[INPUT]
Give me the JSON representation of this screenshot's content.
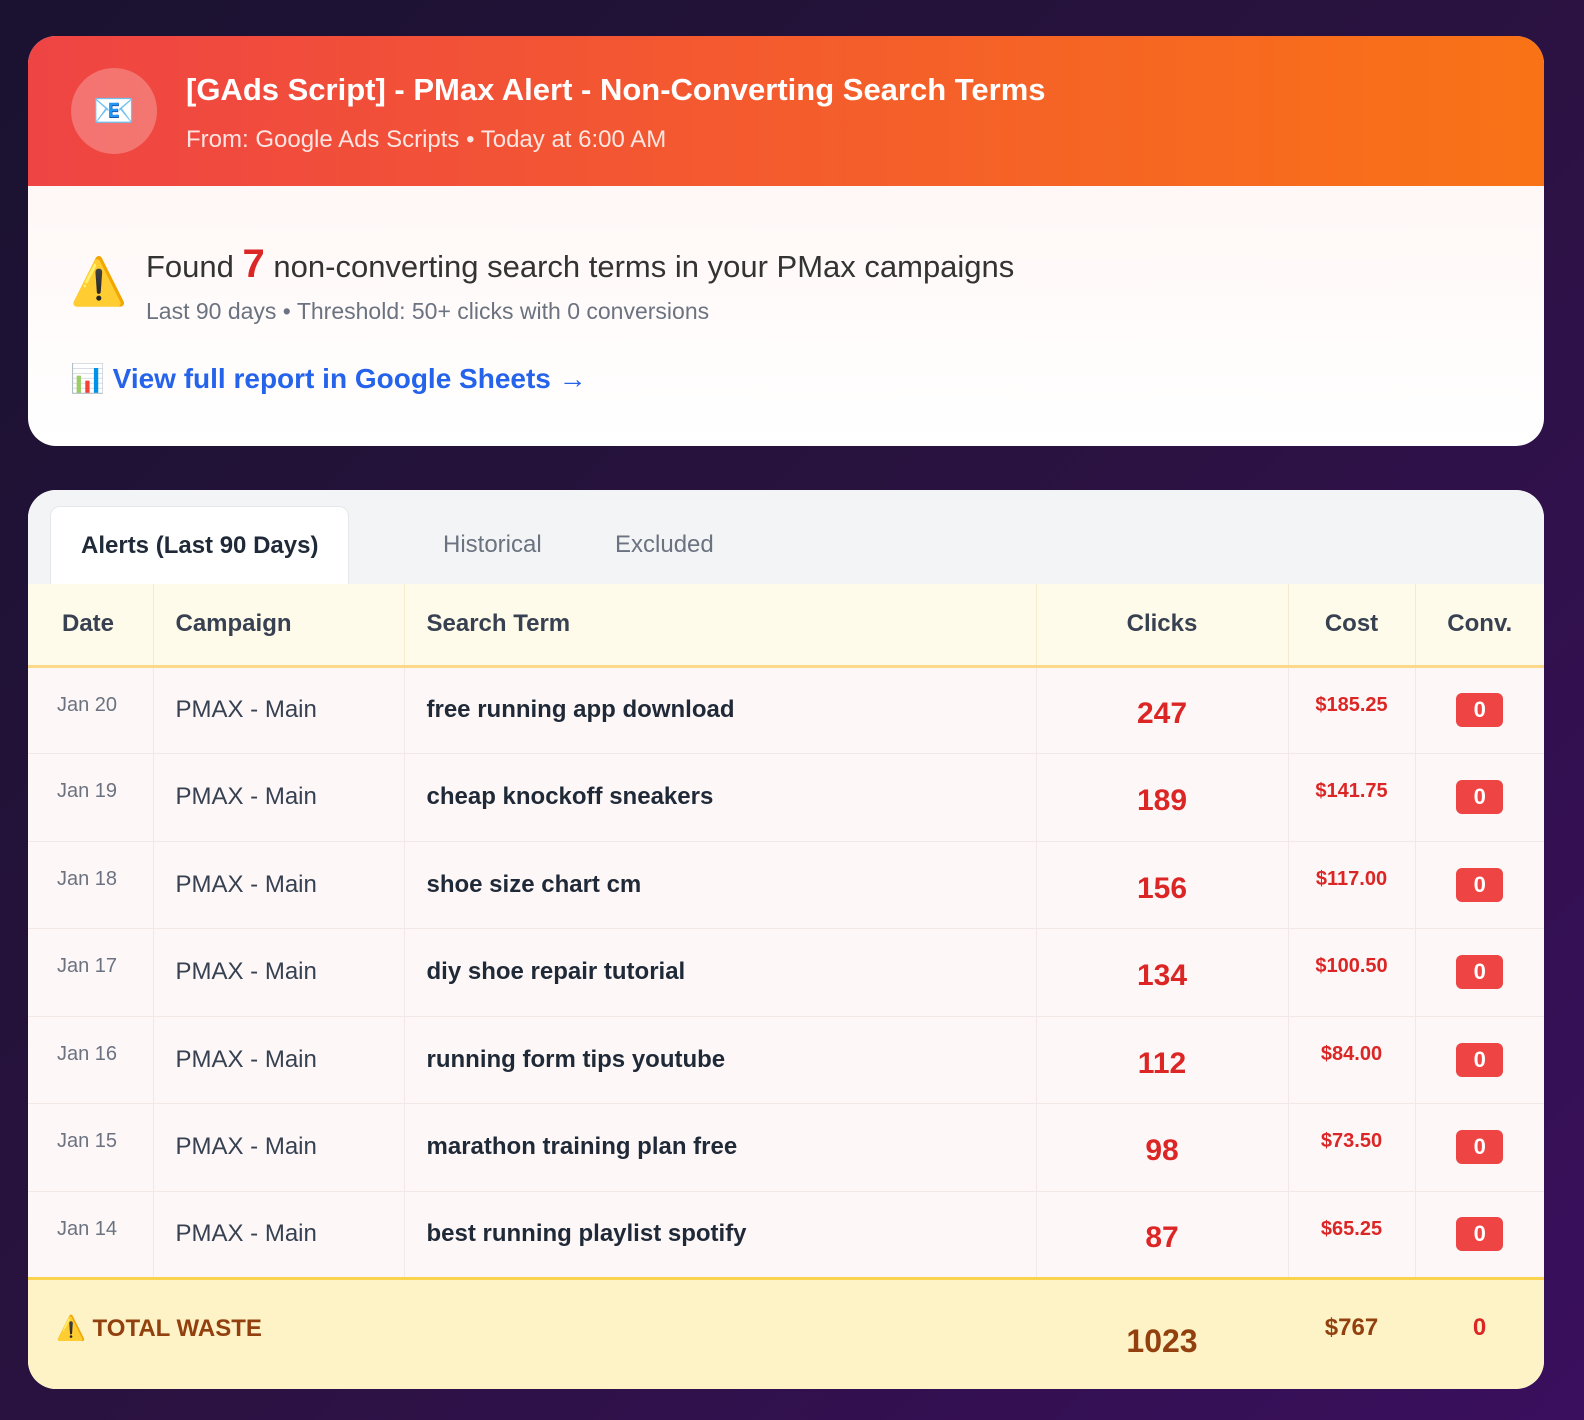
{
  "email": {
    "icon": "envelope-icon",
    "title": "[GAds Script] - PMax Alert - Non-Converting Search Terms",
    "from": "From: Google Ads Scripts • Today at 6:00 AM"
  },
  "summary": {
    "found_prefix": "Found",
    "count": "7",
    "found_suffix": "non-converting search terms in your PMax campaigns",
    "subtitle": "Last 90 days • Threshold: 50+ clicks with 0 conversions",
    "link": "📊 View full report in Google Sheets →"
  },
  "tabs": [
    "Alerts (Last 90 Days)",
    "Historical",
    "Excluded"
  ],
  "table": {
    "headers": [
      "Date",
      "Campaign",
      "Search Term",
      "Clicks",
      "Cost",
      "Conv."
    ],
    "rows": [
      {
        "date": "Jan 20",
        "campaign": "PMAX - Main",
        "term": "free running app download",
        "clicks": "247",
        "cost": "$185.25",
        "conv": "0"
      },
      {
        "date": "Jan 19",
        "campaign": "PMAX - Main",
        "term": "cheap knockoff sneakers",
        "clicks": "189",
        "cost": "$141.75",
        "conv": "0"
      },
      {
        "date": "Jan 18",
        "campaign": "PMAX - Main",
        "term": "shoe size chart cm",
        "clicks": "156",
        "cost": "$117.00",
        "conv": "0"
      },
      {
        "date": "Jan 17",
        "campaign": "PMAX - Main",
        "term": "diy shoe repair tutorial",
        "clicks": "134",
        "cost": "$100.50",
        "conv": "0"
      },
      {
        "date": "Jan 16",
        "campaign": "PMAX - Main",
        "term": "running form tips youtube",
        "clicks": "112",
        "cost": "$84.00",
        "conv": "0"
      },
      {
        "date": "Jan 15",
        "campaign": "PMAX - Main",
        "term": "marathon training plan free",
        "clicks": "98",
        "cost": "$73.50",
        "conv": "0"
      },
      {
        "date": "Jan 14",
        "campaign": "PMAX - Main",
        "term": "best running playlist spotify",
        "clicks": "87",
        "cost": "$65.25",
        "conv": "0"
      }
    ],
    "total": {
      "label": "⚠️ TOTAL WASTE",
      "clicks": "1023",
      "cost": "$767",
      "conv": "0"
    }
  }
}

[WHAT THE TASK ASKS] Look for the word "free" and return every line where it occurs.

[SOLVED EXERCISE]
        "term": "free running app download",
        "term": "marathon training plan free",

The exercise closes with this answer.